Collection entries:
== == ==

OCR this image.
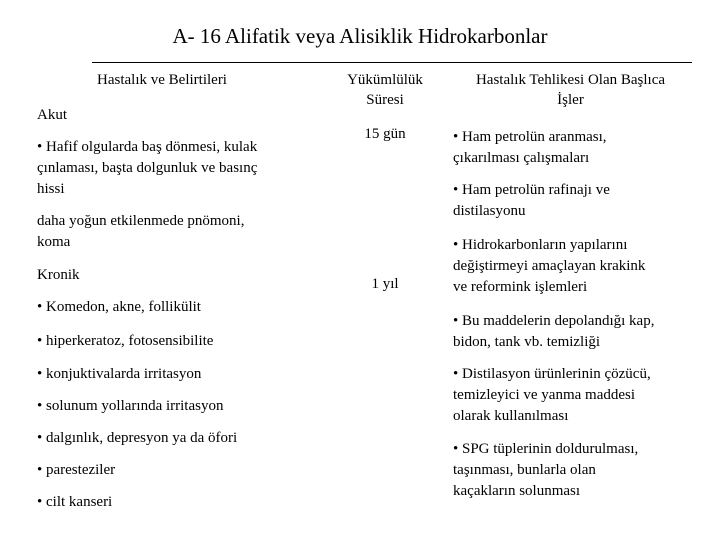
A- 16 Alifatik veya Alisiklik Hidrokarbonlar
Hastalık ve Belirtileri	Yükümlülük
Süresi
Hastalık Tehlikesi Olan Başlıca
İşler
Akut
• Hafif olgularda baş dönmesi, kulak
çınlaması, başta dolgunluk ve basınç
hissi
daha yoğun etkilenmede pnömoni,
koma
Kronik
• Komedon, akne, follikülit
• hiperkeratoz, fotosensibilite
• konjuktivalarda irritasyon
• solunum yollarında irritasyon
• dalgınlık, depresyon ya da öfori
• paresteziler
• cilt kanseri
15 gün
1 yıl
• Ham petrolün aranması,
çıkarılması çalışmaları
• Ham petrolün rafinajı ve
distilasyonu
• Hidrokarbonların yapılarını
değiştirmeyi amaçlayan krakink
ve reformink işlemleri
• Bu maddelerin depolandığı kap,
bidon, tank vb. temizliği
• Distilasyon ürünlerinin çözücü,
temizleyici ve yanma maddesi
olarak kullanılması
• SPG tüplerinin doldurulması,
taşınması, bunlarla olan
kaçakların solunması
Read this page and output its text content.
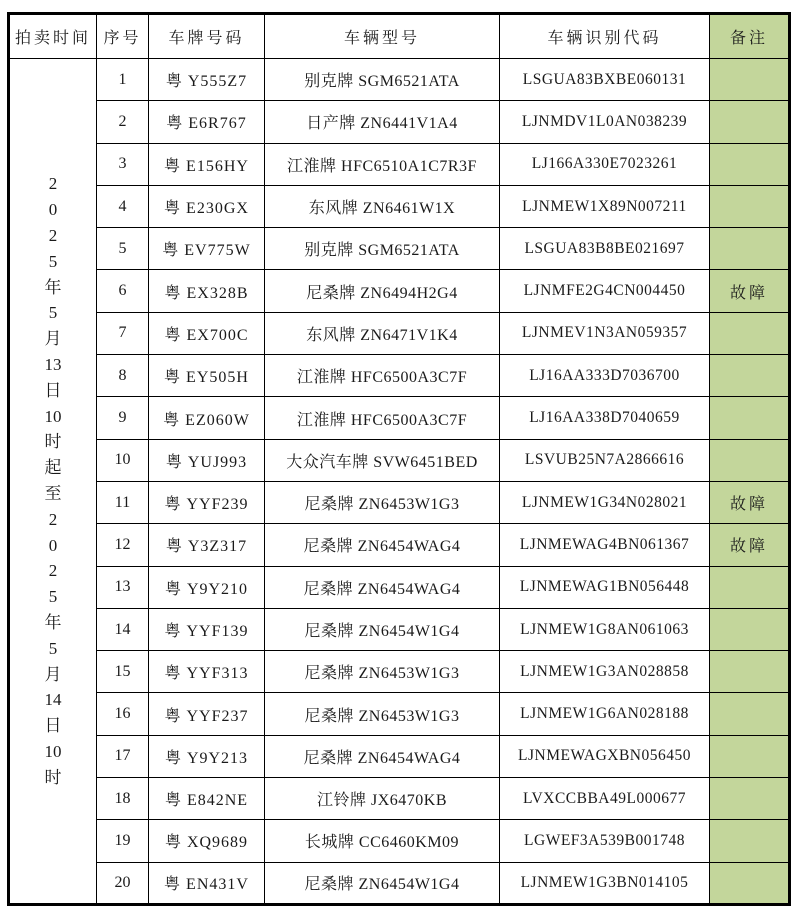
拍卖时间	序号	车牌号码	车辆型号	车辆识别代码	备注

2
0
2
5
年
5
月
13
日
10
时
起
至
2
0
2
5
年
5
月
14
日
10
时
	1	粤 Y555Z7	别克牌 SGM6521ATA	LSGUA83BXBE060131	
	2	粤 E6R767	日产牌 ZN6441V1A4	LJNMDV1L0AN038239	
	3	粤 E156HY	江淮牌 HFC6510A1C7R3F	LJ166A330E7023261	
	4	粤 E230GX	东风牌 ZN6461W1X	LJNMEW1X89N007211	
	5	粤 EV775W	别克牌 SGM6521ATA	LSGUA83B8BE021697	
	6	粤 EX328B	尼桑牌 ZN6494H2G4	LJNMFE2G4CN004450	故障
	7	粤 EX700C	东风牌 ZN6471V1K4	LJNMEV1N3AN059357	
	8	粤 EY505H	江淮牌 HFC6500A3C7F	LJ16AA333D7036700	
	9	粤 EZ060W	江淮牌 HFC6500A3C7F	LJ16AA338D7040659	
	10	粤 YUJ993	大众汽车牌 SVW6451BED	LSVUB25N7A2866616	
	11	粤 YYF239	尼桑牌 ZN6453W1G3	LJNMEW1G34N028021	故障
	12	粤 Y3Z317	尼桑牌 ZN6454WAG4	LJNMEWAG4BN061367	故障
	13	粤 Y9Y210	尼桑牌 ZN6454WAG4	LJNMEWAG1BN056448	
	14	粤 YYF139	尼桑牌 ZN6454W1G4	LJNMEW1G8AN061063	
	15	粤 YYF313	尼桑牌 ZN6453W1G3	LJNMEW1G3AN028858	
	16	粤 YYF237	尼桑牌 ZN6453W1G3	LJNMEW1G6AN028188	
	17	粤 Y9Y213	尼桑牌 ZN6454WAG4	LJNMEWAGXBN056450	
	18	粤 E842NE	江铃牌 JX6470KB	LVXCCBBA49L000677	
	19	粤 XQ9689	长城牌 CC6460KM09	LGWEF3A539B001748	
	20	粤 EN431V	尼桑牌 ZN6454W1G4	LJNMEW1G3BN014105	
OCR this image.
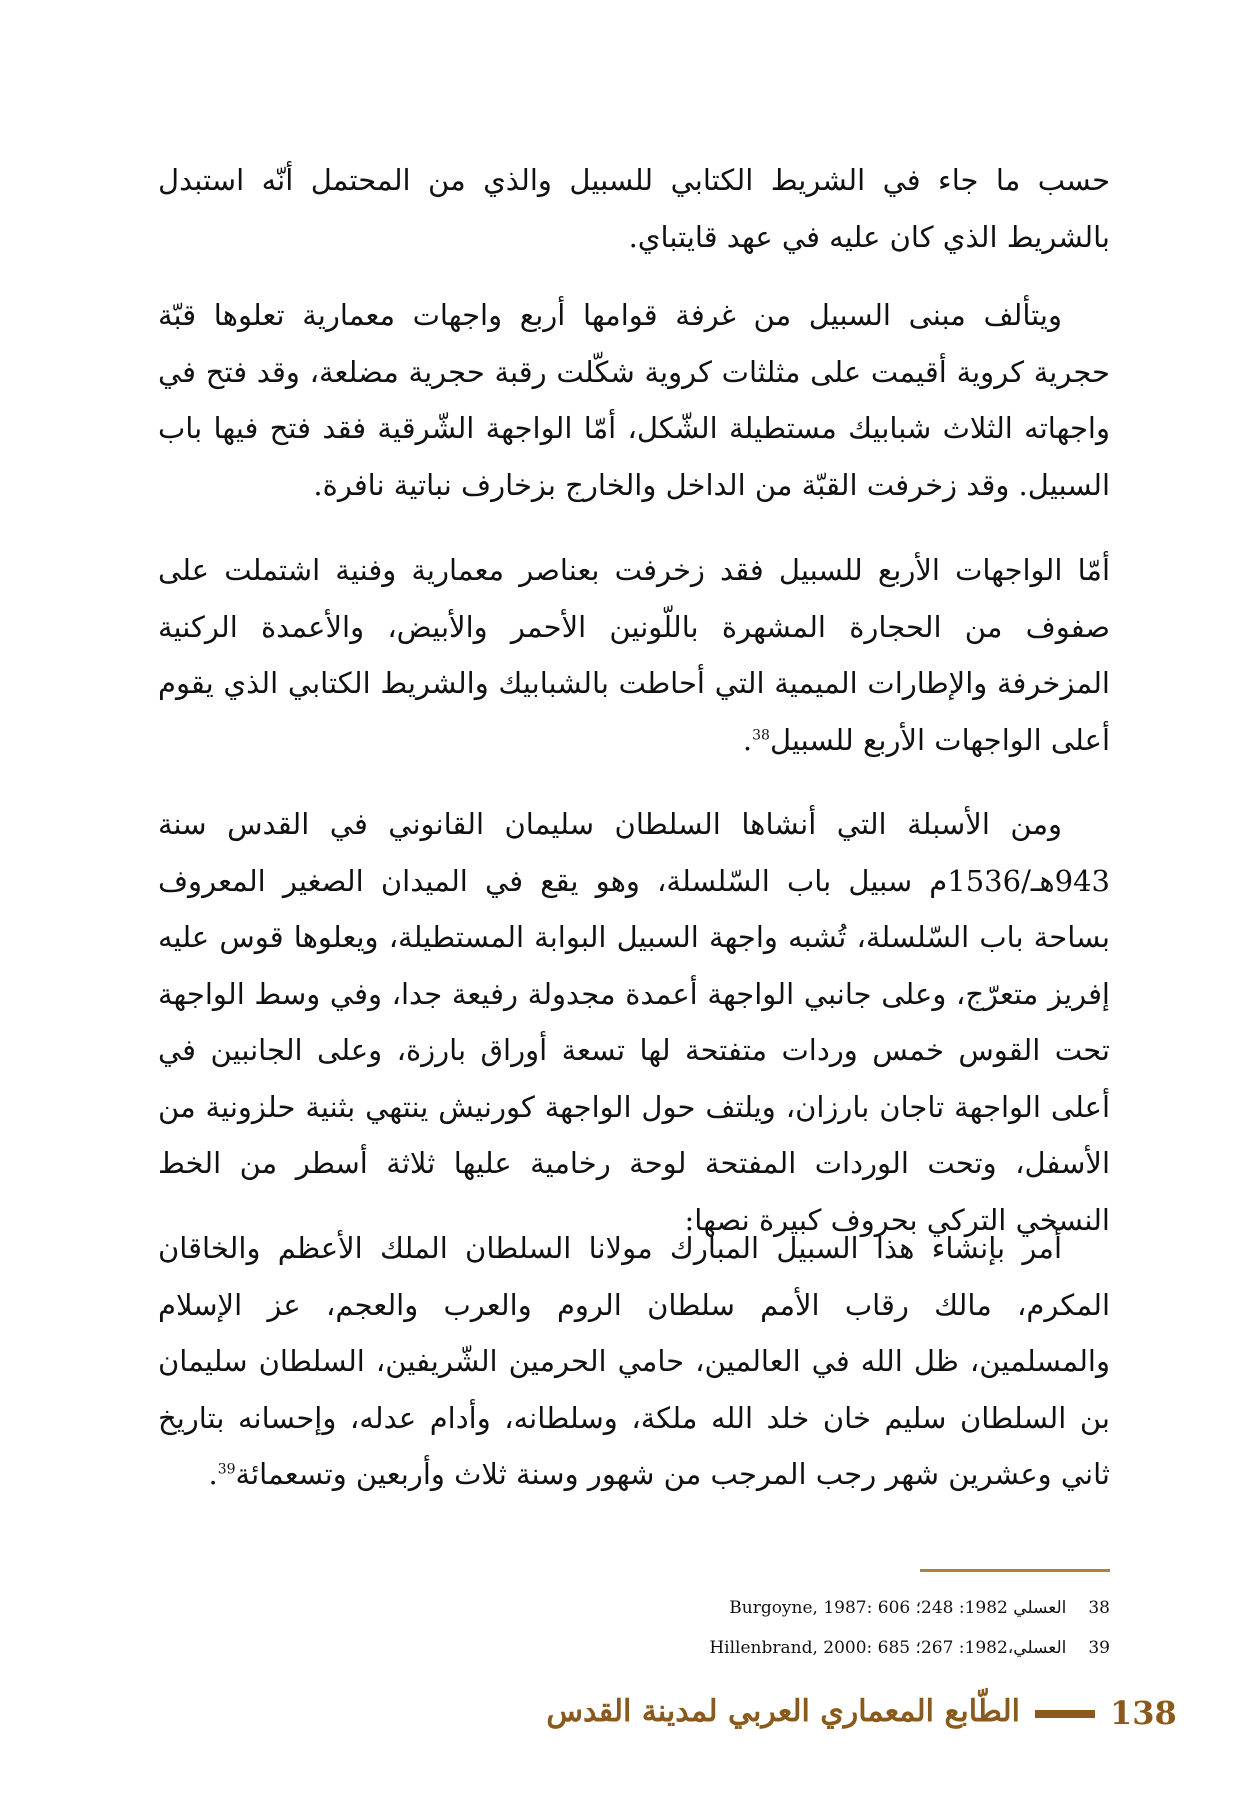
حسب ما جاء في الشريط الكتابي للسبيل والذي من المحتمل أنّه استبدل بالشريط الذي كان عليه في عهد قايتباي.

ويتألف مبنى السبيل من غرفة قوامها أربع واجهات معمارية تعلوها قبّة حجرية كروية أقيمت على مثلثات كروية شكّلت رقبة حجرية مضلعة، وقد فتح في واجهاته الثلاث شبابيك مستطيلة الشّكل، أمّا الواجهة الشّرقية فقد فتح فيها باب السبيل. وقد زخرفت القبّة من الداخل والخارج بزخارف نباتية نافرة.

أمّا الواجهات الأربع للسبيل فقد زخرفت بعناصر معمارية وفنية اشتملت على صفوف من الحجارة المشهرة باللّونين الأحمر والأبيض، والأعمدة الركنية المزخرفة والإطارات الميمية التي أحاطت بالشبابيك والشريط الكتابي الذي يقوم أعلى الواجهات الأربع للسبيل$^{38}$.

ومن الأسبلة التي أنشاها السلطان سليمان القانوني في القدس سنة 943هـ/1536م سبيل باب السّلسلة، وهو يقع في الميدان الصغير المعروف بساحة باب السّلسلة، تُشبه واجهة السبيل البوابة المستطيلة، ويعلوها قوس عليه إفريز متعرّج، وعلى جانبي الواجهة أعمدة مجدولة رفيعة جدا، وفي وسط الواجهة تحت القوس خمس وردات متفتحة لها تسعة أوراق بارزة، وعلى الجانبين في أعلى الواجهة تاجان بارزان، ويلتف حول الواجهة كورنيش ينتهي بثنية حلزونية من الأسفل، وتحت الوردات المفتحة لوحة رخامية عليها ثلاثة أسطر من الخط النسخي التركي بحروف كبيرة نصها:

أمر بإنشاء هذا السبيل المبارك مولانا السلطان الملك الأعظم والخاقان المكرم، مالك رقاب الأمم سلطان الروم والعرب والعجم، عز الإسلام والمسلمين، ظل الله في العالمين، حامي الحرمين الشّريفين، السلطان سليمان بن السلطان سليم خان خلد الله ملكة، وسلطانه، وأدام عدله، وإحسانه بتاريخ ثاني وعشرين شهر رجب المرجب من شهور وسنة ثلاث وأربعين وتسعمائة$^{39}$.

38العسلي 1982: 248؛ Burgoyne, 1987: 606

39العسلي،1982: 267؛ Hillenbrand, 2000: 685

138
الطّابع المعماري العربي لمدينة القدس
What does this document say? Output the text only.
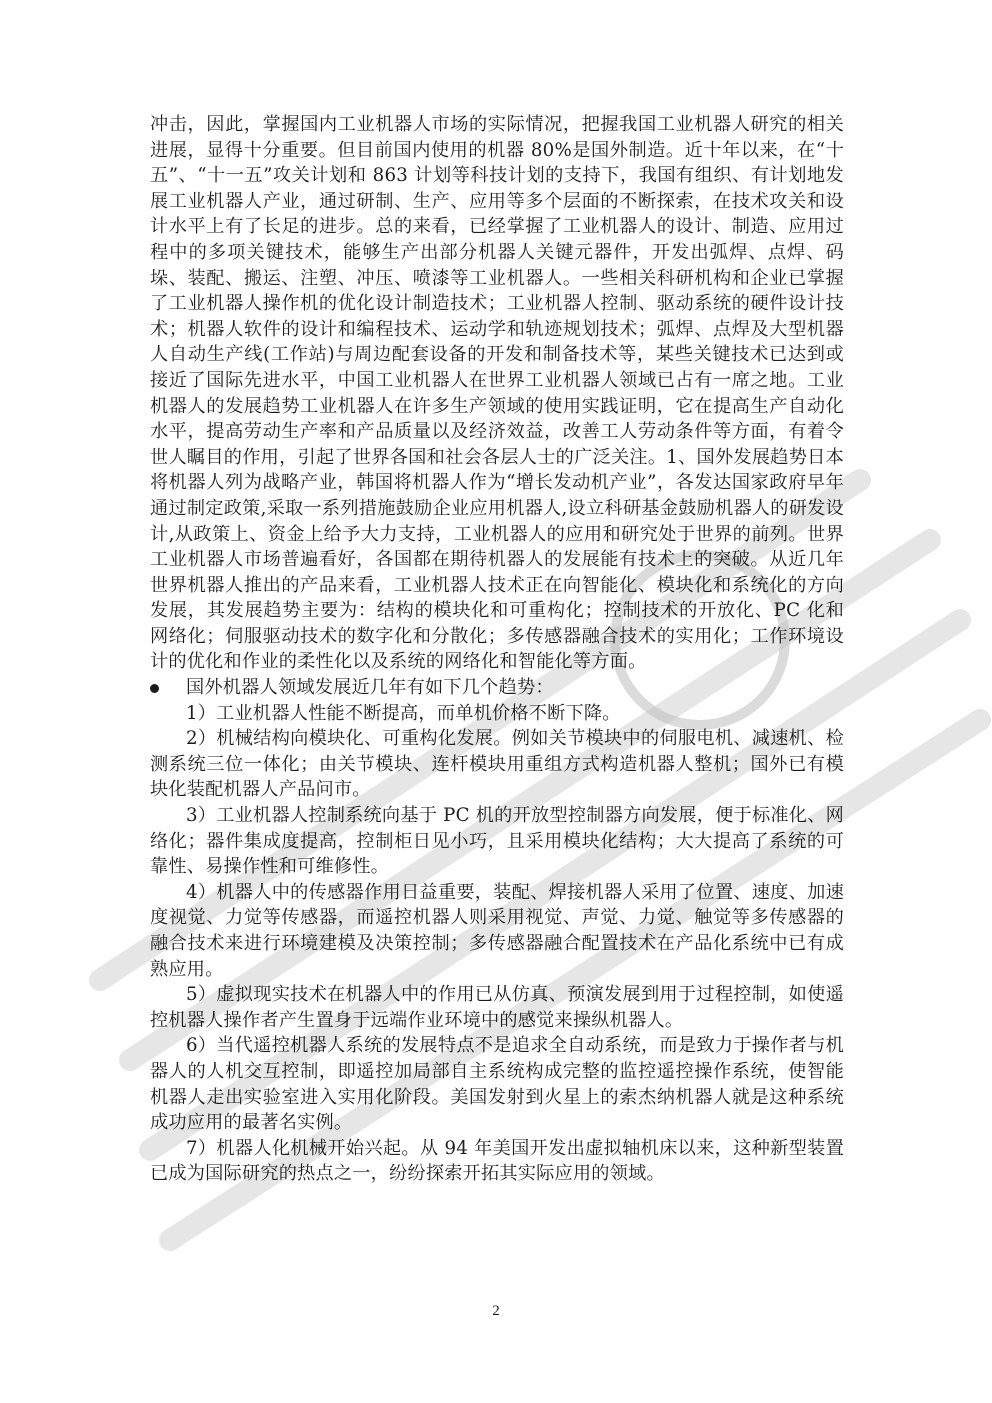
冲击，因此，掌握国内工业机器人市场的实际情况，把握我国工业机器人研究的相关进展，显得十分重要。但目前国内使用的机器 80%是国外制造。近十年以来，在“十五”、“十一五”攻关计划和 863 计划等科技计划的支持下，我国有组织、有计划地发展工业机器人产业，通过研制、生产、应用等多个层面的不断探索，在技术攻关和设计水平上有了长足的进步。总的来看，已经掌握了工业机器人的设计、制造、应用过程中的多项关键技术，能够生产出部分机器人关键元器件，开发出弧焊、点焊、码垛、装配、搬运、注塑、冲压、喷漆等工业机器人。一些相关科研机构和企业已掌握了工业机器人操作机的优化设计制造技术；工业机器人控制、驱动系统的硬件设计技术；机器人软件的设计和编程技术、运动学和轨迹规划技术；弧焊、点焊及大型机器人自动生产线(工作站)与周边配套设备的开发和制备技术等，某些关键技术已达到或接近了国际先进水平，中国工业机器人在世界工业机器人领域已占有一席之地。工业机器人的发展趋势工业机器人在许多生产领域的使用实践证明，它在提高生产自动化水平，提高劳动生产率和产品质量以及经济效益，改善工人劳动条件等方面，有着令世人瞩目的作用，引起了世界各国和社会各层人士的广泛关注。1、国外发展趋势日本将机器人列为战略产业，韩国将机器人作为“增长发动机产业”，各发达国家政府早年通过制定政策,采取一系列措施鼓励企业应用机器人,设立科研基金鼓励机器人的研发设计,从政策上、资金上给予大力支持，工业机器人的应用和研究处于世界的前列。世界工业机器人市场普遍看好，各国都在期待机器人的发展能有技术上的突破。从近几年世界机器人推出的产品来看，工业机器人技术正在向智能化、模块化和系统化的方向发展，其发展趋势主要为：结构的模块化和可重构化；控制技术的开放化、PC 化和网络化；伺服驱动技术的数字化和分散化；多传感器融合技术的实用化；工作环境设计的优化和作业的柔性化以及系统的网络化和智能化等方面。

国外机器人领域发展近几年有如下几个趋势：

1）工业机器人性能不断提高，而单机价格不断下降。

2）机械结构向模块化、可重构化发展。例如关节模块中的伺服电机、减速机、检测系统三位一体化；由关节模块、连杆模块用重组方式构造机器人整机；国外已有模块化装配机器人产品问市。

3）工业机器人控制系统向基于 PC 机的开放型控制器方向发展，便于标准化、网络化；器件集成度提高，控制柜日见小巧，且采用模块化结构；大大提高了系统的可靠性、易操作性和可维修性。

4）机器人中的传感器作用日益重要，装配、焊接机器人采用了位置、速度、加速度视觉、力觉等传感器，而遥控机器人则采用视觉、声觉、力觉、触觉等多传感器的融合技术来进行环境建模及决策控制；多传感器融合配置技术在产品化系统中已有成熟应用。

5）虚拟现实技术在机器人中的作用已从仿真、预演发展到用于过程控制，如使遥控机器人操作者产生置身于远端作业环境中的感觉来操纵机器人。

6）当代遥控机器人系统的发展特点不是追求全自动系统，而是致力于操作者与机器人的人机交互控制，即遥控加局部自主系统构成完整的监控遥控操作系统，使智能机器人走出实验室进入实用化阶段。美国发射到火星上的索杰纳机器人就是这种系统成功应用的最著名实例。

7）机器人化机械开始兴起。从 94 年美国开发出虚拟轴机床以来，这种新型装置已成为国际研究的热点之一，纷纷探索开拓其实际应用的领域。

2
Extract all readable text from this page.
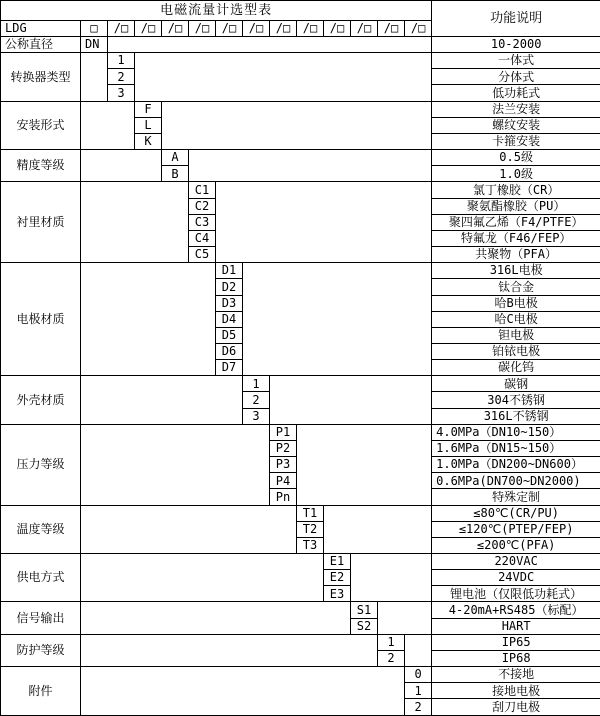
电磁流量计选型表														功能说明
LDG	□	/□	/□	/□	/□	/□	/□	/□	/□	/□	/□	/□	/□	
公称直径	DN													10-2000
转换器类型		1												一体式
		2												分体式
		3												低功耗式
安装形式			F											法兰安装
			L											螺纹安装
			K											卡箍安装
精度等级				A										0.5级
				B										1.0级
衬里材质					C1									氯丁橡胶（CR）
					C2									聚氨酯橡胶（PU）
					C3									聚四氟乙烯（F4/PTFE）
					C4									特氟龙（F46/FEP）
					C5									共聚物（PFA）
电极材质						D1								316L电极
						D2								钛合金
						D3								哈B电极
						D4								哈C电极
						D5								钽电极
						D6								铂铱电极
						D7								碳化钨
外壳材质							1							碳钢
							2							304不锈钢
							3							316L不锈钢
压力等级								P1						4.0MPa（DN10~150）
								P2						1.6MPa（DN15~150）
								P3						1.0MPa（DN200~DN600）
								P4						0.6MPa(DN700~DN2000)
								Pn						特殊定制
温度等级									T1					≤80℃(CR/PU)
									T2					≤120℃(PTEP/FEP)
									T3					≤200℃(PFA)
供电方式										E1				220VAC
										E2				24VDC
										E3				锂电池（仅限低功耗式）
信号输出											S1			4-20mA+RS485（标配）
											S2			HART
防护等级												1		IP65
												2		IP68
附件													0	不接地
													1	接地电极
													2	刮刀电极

== == ==

What is expected: Of all the lines in the data above, state how many include "السلطان". Say only the number.

Solved exercise: 2